### TASK DESCRIPTION
Only lines with the string "content" matter here; gather them from the material below.

[DATA ROWS start]

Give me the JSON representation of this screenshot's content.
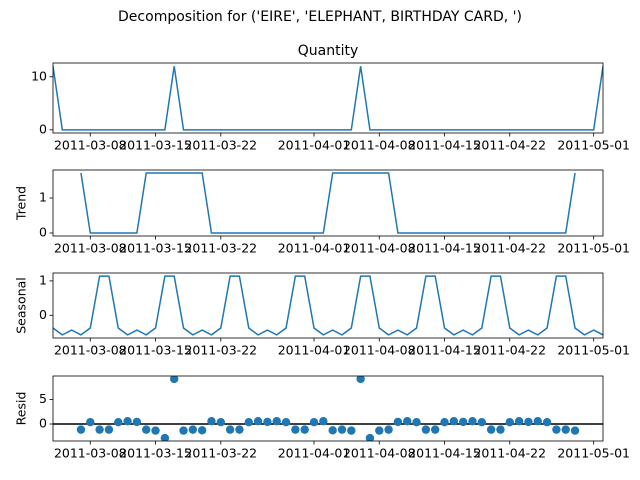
{
  "chart_data": {
    "title": "Decomposition for ('EIRE', 'ELEPHANT, BIRTHDAY CARD, ')",
    "x": [
      "2011-03-04",
      "2011-03-05",
      "2011-03-06",
      "2011-03-07",
      "2011-03-08",
      "2011-03-09",
      "2011-03-10",
      "2011-03-11",
      "2011-03-12",
      "2011-03-13",
      "2011-03-14",
      "2011-03-15",
      "2011-03-16",
      "2011-03-17",
      "2011-03-18",
      "2011-03-19",
      "2011-03-20",
      "2011-03-21",
      "2011-03-22",
      "2011-03-23",
      "2011-03-24",
      "2011-03-25",
      "2011-03-26",
      "2011-03-27",
      "2011-03-28",
      "2011-03-29",
      "2011-03-30",
      "2011-03-31",
      "2011-04-01",
      "2011-04-02",
      "2011-04-03",
      "2011-04-04",
      "2011-04-05",
      "2011-04-06",
      "2011-04-07",
      "2011-04-08",
      "2011-04-09",
      "2011-04-10",
      "2011-04-11",
      "2011-04-12",
      "2011-04-13",
      "2011-04-14",
      "2011-04-15",
      "2011-04-16",
      "2011-04-17",
      "2011-04-18",
      "2011-04-19",
      "2011-04-20",
      "2011-04-21",
      "2011-04-22",
      "2011-04-23",
      "2011-04-24",
      "2011-04-25",
      "2011-04-26",
      "2011-04-27",
      "2011-04-28",
      "2011-04-29",
      "2011-04-30",
      "2011-05-01",
      "2011-05-02"
    ],
    "xlim": [
      "2011-03-04",
      "2011-05-02"
    ],
    "xticks": [
      "2011-03-08",
      "2011-03-15",
      "2011-03-22",
      "2011-04-01",
      "2011-04-08",
      "2011-04-15",
      "2011-04-22",
      "2011-05-01"
    ],
    "color": "#1f77b4",
    "subplots": [
      {
        "type": "line",
        "title": "Quantity",
        "ylim": [
          -0.6,
          12.6
        ],
        "yticks": [
          0,
          10
        ],
        "values": [
          12,
          0,
          0,
          0,
          0,
          0,
          0,
          0,
          0,
          0,
          0,
          0,
          0,
          12,
          0,
          0,
          0,
          0,
          0,
          0,
          0,
          0,
          0,
          0,
          0,
          0,
          0,
          0,
          0,
          0,
          0,
          0,
          0,
          12,
          0,
          0,
          0,
          0,
          0,
          0,
          0,
          0,
          0,
          0,
          0,
          0,
          0,
          0,
          0,
          0,
          0,
          0,
          0,
          0,
          0,
          0,
          0,
          0,
          0,
          12
        ]
      },
      {
        "type": "line",
        "ylabel": "Trend",
        "ylim": [
          -0.086,
          1.8
        ],
        "yticks": [
          0,
          1
        ],
        "values": [
          null,
          null,
          null,
          1.714,
          0,
          0,
          0,
          0,
          0,
          0,
          1.714,
          1.714,
          1.714,
          1.714,
          1.714,
          1.714,
          1.714,
          0,
          0,
          0,
          0,
          0,
          0,
          0,
          0,
          0,
          0,
          0,
          0,
          0,
          1.714,
          1.714,
          1.714,
          1.714,
          1.714,
          1.714,
          1.714,
          0,
          0,
          0,
          0,
          0,
          0,
          0,
          0,
          0,
          0,
          0,
          0,
          0,
          0,
          0,
          0,
          0,
          0,
          0,
          1.714,
          null,
          null,
          null
        ]
      },
      {
        "type": "line",
        "ylabel": "Seasonal",
        "ylim": [
          -0.66,
          1.23
        ],
        "yticks": [
          0,
          1
        ],
        "values": [
          -0.37,
          -0.57,
          -0.43,
          -0.57,
          -0.37,
          1.14,
          1.14,
          -0.37,
          -0.57,
          -0.43,
          -0.57,
          -0.37,
          1.14,
          1.14,
          -0.37,
          -0.57,
          -0.43,
          -0.57,
          -0.37,
          1.14,
          1.14,
          -0.37,
          -0.57,
          -0.43,
          -0.57,
          -0.37,
          1.14,
          1.14,
          -0.37,
          -0.57,
          -0.43,
          -0.57,
          -0.37,
          1.14,
          1.14,
          -0.37,
          -0.57,
          -0.43,
          -0.57,
          -0.37,
          1.14,
          1.14,
          -0.37,
          -0.57,
          -0.43,
          -0.57,
          -0.37,
          1.14,
          1.14,
          -0.37,
          -0.57,
          -0.43,
          -0.57,
          -0.37,
          1.14,
          1.14,
          -0.37,
          -0.57,
          -0.43,
          -0.57
        ]
      },
      {
        "type": "scatter",
        "ylabel": "Resid",
        "ylim": [
          -3.45,
          9.75
        ],
        "yticks": [
          0,
          5
        ],
        "zero_line": true,
        "values": [
          null,
          null,
          null,
          -1.14,
          0.37,
          -1.14,
          -1.14,
          0.37,
          0.57,
          0.43,
          -1.14,
          -1.34,
          -2.85,
          9.15,
          -1.34,
          -1.14,
          -1.28,
          0.57,
          0.37,
          -1.14,
          -1.14,
          0.37,
          0.57,
          0.43,
          0.57,
          0.37,
          -1.14,
          -1.14,
          0.37,
          0.57,
          -1.28,
          -1.14,
          -1.34,
          9.15,
          -2.85,
          -1.34,
          -1.14,
          0.43,
          0.57,
          0.37,
          -1.14,
          -1.14,
          0.37,
          0.57,
          0.43,
          0.57,
          0.37,
          -1.14,
          -1.14,
          0.37,
          0.57,
          0.43,
          0.57,
          0.37,
          -1.14,
          -1.14,
          -1.34,
          null,
          null,
          null
        ]
      }
    ]
  }
}
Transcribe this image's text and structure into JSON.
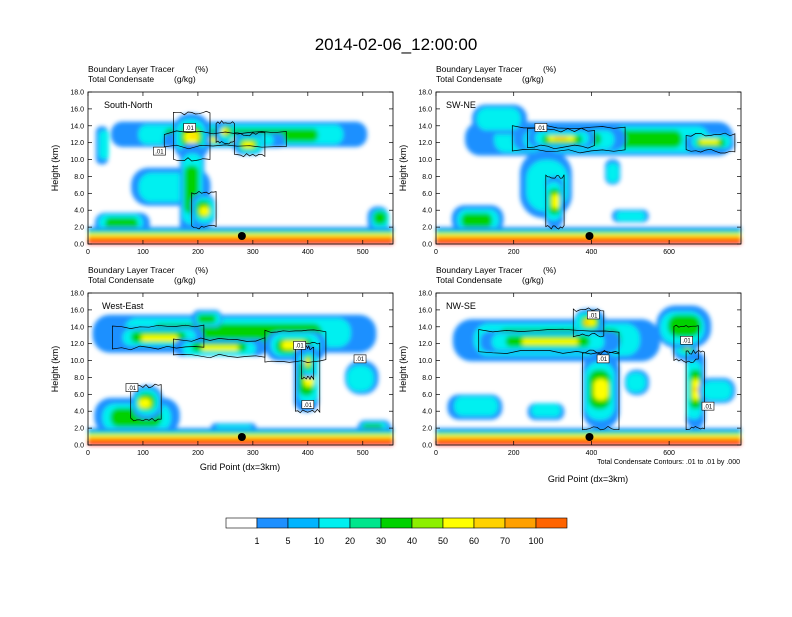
{
  "title": "2014-02-06_12:00:00",
  "chart_data": [
    {
      "type": "heatmap",
      "panel_label": "South-North",
      "left_title_1": "Boundary Layer Tracer",
      "left_title_1_unit": "(%)",
      "left_title_2": "Total Condensate",
      "left_title_2_unit": "(g/kg)",
      "ylabel": "Height (km)",
      "xlabel": "",
      "xlim": [
        0,
        555
      ],
      "ylim": [
        0,
        18
      ],
      "xticks": [
        "0",
        "100",
        "200",
        "300",
        "400",
        "500"
      ],
      "xtick_values": [
        0,
        100,
        200,
        300,
        400,
        500
      ],
      "marker_x": 280,
      "contour_labels": [
        {
          "text": ".01",
          "x": 185,
          "y": 13.8
        },
        {
          "text": ".01",
          "x": 130,
          "y": 11.0
        }
      ],
      "note": ""
    },
    {
      "type": "heatmap",
      "panel_label": "SW-NE",
      "left_title_1": "Boundary Layer Tracer",
      "left_title_1_unit": "(%)",
      "left_title_2": "Total Condensate",
      "left_title_2_unit": "(g/kg)",
      "ylabel": "Height (km)",
      "xlabel": "",
      "xlim": [
        0,
        785
      ],
      "ylim": [
        0,
        18
      ],
      "xticks": [
        "0",
        "200",
        "400",
        "600"
      ],
      "xtick_values": [
        0,
        200,
        400,
        600
      ],
      "marker_x": 395,
      "contour_labels": [
        {
          "text": ".01",
          "x": 270,
          "y": 13.8
        }
      ],
      "note": ""
    },
    {
      "type": "heatmap",
      "panel_label": "West-East",
      "left_title_1": "Boundary Layer Tracer",
      "left_title_1_unit": "(%)",
      "left_title_2": "Total Condensate",
      "left_title_2_unit": "(g/kg)",
      "ylabel": "Height (km)",
      "xlabel": "Grid Point (dx=3km)",
      "xlim": [
        0,
        555
      ],
      "ylim": [
        0,
        18
      ],
      "xticks": [
        "0",
        "100",
        "200",
        "300",
        "400",
        "500"
      ],
      "xtick_values": [
        0,
        100,
        200,
        300,
        400,
        500
      ],
      "marker_x": 280,
      "contour_labels": [
        {
          "text": ".01",
          "x": 385,
          "y": 11.8
        },
        {
          "text": ".01",
          "x": 495,
          "y": 10.2
        },
        {
          "text": ".01",
          "x": 80,
          "y": 6.8
        },
        {
          "text": ".01",
          "x": 400,
          "y": 4.8
        }
      ],
      "note": ""
    },
    {
      "type": "heatmap",
      "panel_label": "NW-SE",
      "left_title_1": "Boundary Layer Tracer",
      "left_title_1_unit": "(%)",
      "left_title_2": "Total Condensate",
      "left_title_2_unit": "(g/kg)",
      "ylabel": "Height (km)",
      "xlabel": "Grid Point (dx=3km)",
      "xlim": [
        0,
        785
      ],
      "ylim": [
        0,
        18
      ],
      "xticks": [
        "0",
        "200",
        "400",
        "600"
      ],
      "xtick_values": [
        0,
        200,
        400,
        600
      ],
      "marker_x": 395,
      "contour_labels": [
        {
          "text": ".01",
          "x": 405,
          "y": 15.4
        },
        {
          "text": ".01",
          "x": 645,
          "y": 12.4
        },
        {
          "text": ".01",
          "x": 430,
          "y": 10.2
        },
        {
          "text": ".01",
          "x": 700,
          "y": 4.6
        }
      ],
      "note": "Total Condensate Contours: .01 to .01 by .000"
    }
  ],
  "y_ticks": [
    "0.0",
    "2.0",
    "4.0",
    "6.0",
    "8.0",
    "10.0",
    "12.0",
    "14.0",
    "16.0",
    "18.0"
  ],
  "y_tick_values": [
    0,
    2,
    4,
    6,
    8,
    10,
    12,
    14,
    16,
    18
  ],
  "colorbar": {
    "colors": [
      "#ffffff",
      "#1e90ff",
      "#00b4ff",
      "#00f0f0",
      "#00e68c",
      "#00d200",
      "#8cf000",
      "#ffff00",
      "#ffd200",
      "#ffa000",
      "#ff6400",
      "#ff1e1e",
      "#e60000"
    ],
    "labels": [
      "1",
      "5",
      "10",
      "20",
      "30",
      "40",
      "50",
      "60",
      "70",
      "100"
    ]
  }
}
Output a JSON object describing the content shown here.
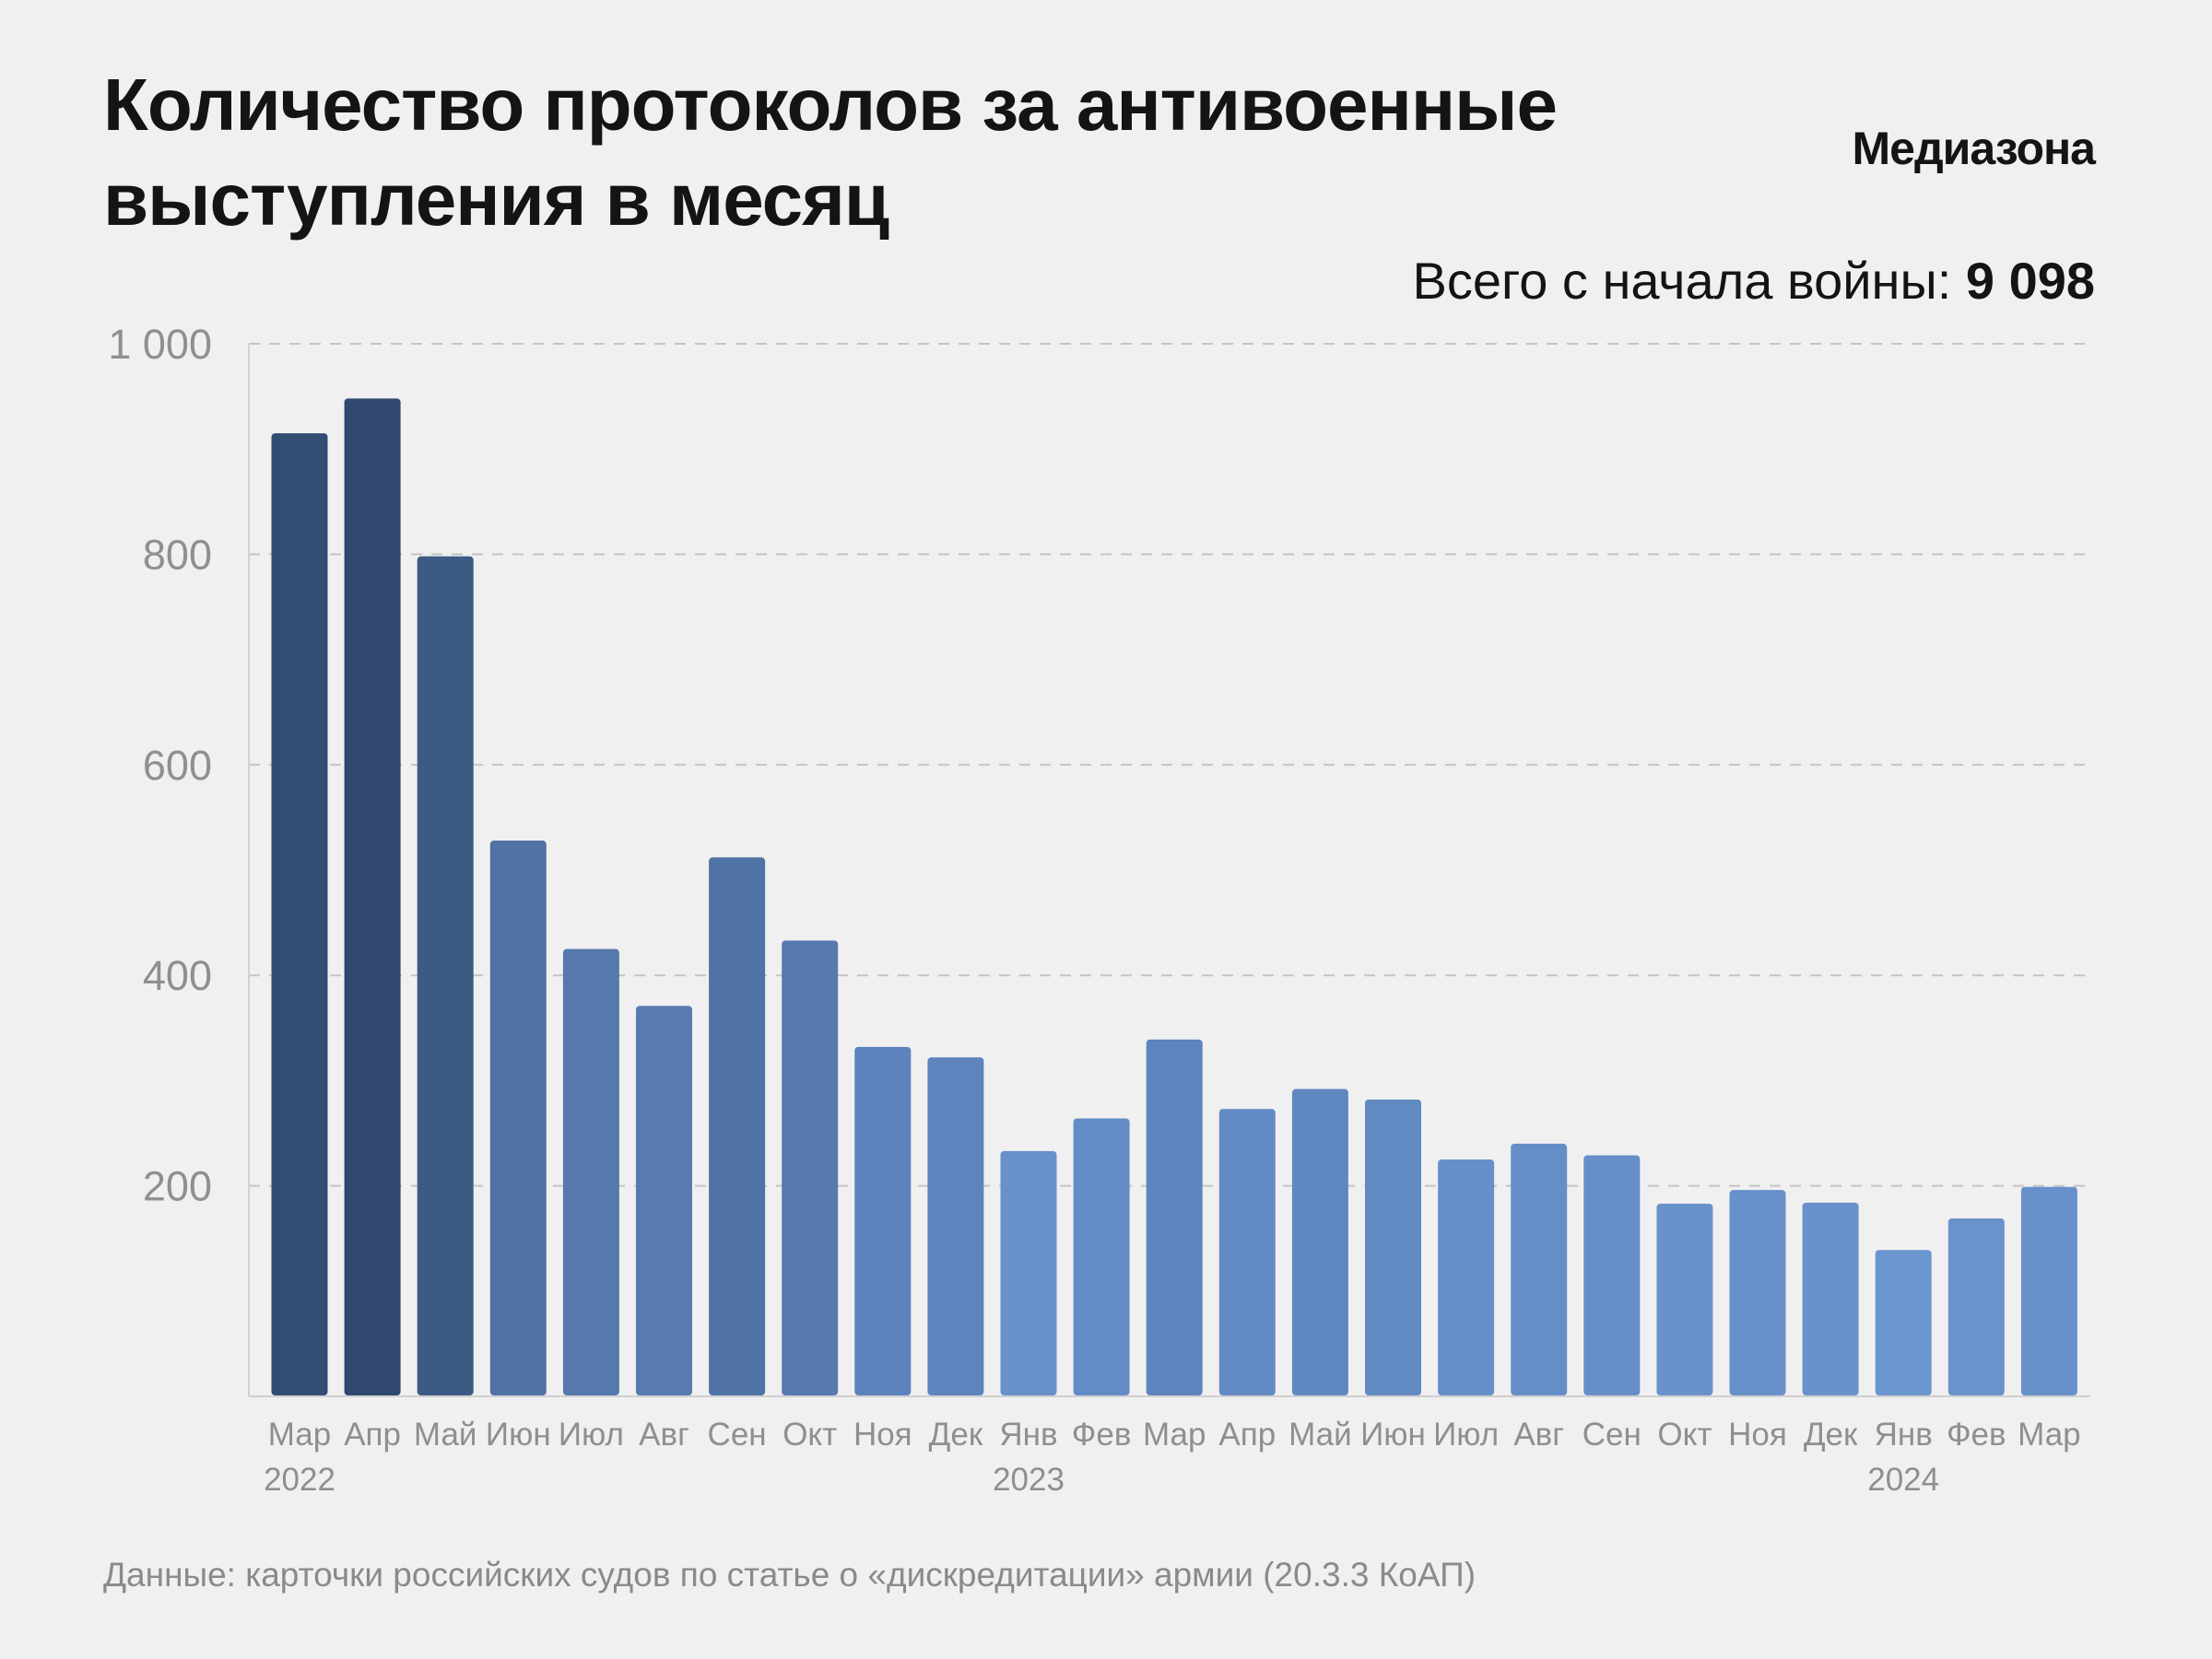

[DATA ROWS end]

### ANSWER FOR THE TASK
Give me the JSON representation of this screenshot's content.
Output a JSON object describing the content shown here.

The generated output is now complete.